*Directions for this task*:
Write out every record exactly as it appears. Skip the pictures.

*** Begin section ***

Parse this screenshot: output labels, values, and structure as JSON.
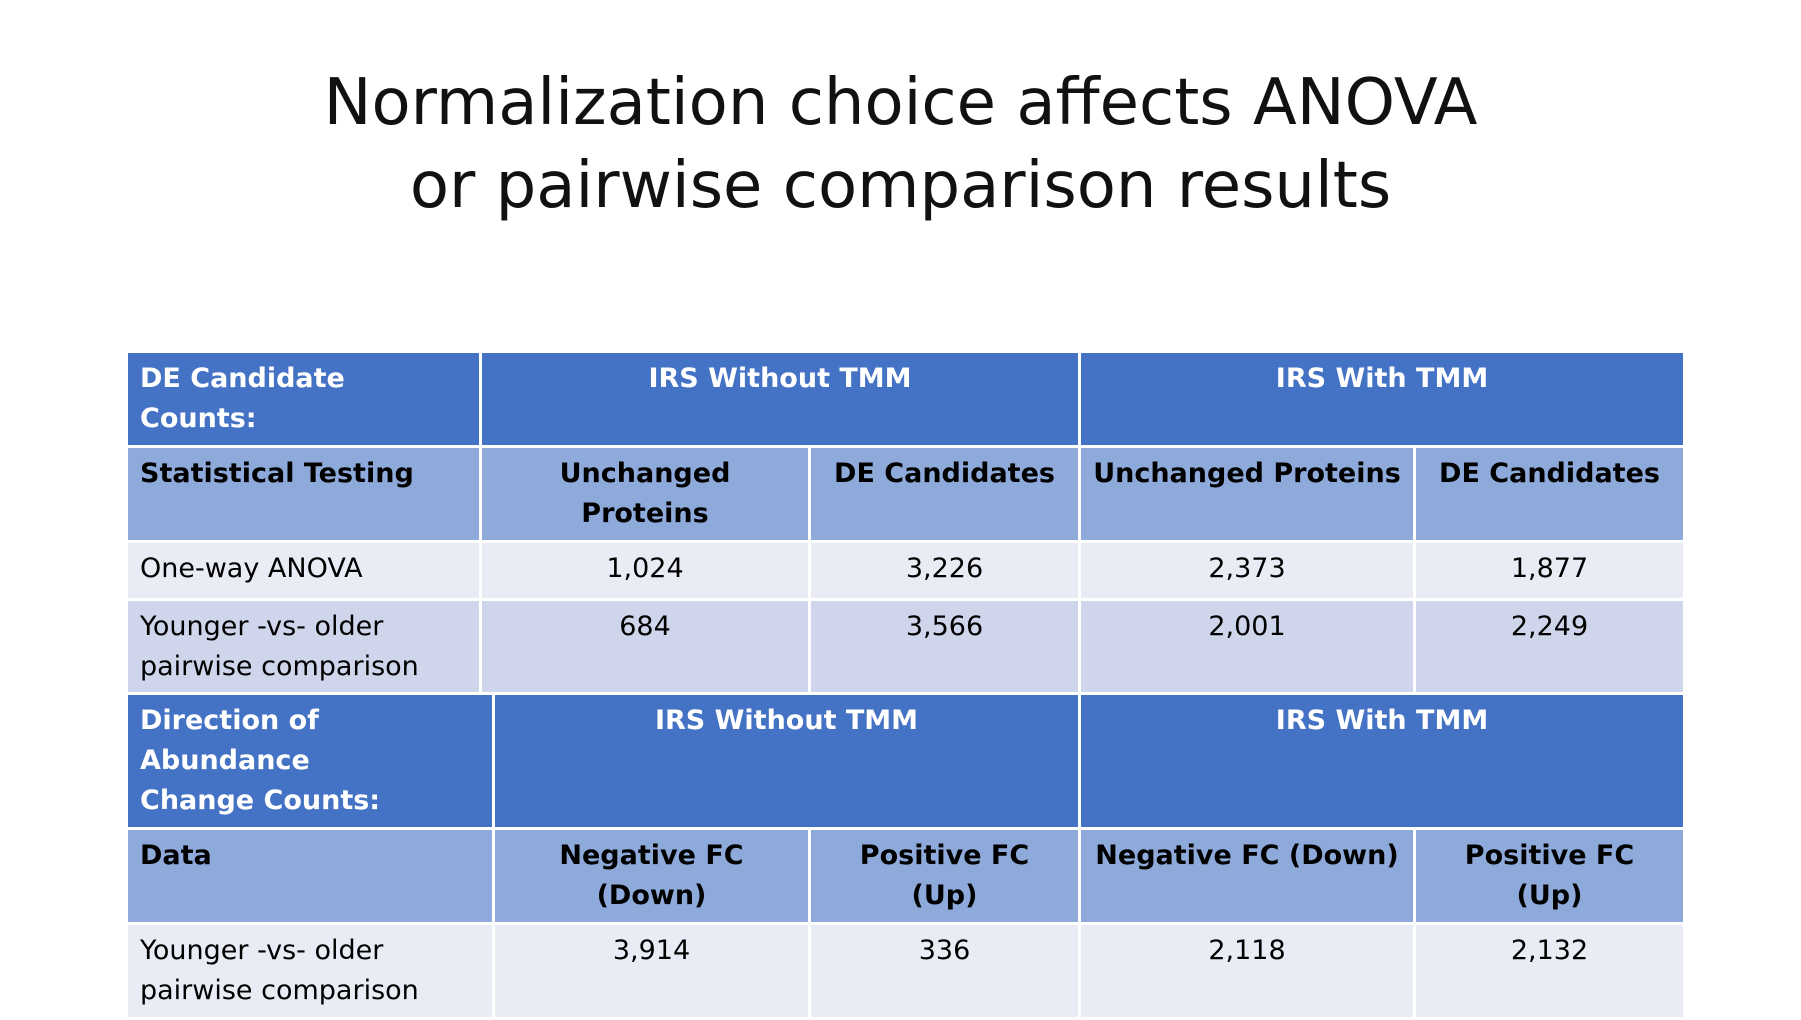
{
  "title": {
    "line1": "Normalization choice affects ANOVA",
    "line2": "or pairwise comparison results"
  },
  "table1": {
    "corner_label": "DE Candidate Counts:",
    "group1": "IRS Without TMM",
    "group2": "IRS With TMM",
    "sub_headers": [
      "Statistical Testing",
      "Unchanged Proteins",
      "DE Candidates",
      "Unchanged Proteins",
      "DE Candidates"
    ],
    "rows": [
      {
        "label": "One-way ANOVA",
        "values": [
          "1,024",
          "3,226",
          "2,373",
          "1,877"
        ]
      },
      {
        "label_line1": "Younger -vs- older",
        "label_line2": "pairwise comparison",
        "values": [
          "684",
          "3,566",
          "2,001",
          "2,249"
        ]
      }
    ]
  },
  "table2": {
    "corner_label_line1": "Direction of Abundance",
    "corner_label_line2": "Change Counts:",
    "group1": "IRS Without TMM",
    "group2": "IRS With TMM",
    "sub_headers": [
      "Data",
      "Negative FC (Down)",
      "Positive FC (Up)",
      "Negative FC (Down)",
      "Positive FC (Up)"
    ],
    "rows": [
      {
        "label_line1": "Younger -vs- older",
        "label_line2": "pairwise comparison",
        "values": [
          "3,914",
          "336",
          "2,118",
          "2,132"
        ]
      }
    ]
  },
  "colors": {
    "header_dark": "#4472c4",
    "header_light": "#8eaadb",
    "row_light": "#e9ecf5",
    "row_mid": "#cfd5ea"
  }
}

*** End section ***

*Result*:
Parse this screenshot: output labels, values, and structure as JSON.
{
  "title": {
    "line1": "Normalization choice affects ANOVA",
    "line2": "or pairwise comparison results"
  },
  "table1": {
    "corner_label": "DE Candidate Counts:",
    "group1": "IRS Without TMM",
    "group2": "IRS With TMM",
    "sub_headers": [
      "Statistical Testing",
      "Unchanged Proteins",
      "DE Candidates",
      "Unchanged Proteins",
      "DE Candidates"
    ],
    "rows": [
      {
        "label": "One-way ANOVA",
        "values": [
          "1,024",
          "3,226",
          "2,373",
          "1,877"
        ]
      },
      {
        "label_line1": "Younger -vs- older",
        "label_line2": "pairwise comparison",
        "values": [
          "684",
          "3,566",
          "2,001",
          "2,249"
        ]
      }
    ]
  },
  "table2": {
    "corner_label_line1": "Direction of Abundance",
    "corner_label_line2": "Change Counts:",
    "group1": "IRS Without TMM",
    "group2": "IRS With TMM",
    "sub_headers": [
      "Data",
      "Negative FC (Down)",
      "Positive FC (Up)",
      "Negative FC (Down)",
      "Positive FC (Up)"
    ],
    "rows": [
      {
        "label_line1": "Younger -vs- older",
        "label_line2": "pairwise comparison",
        "values": [
          "3,914",
          "336",
          "2,118",
          "2,132"
        ]
      }
    ]
  },
  "colors": {
    "header_dark": "#4472c4",
    "header_light": "#8eaadb",
    "row_light": "#e9ecf5",
    "row_mid": "#cfd5ea"
  }
}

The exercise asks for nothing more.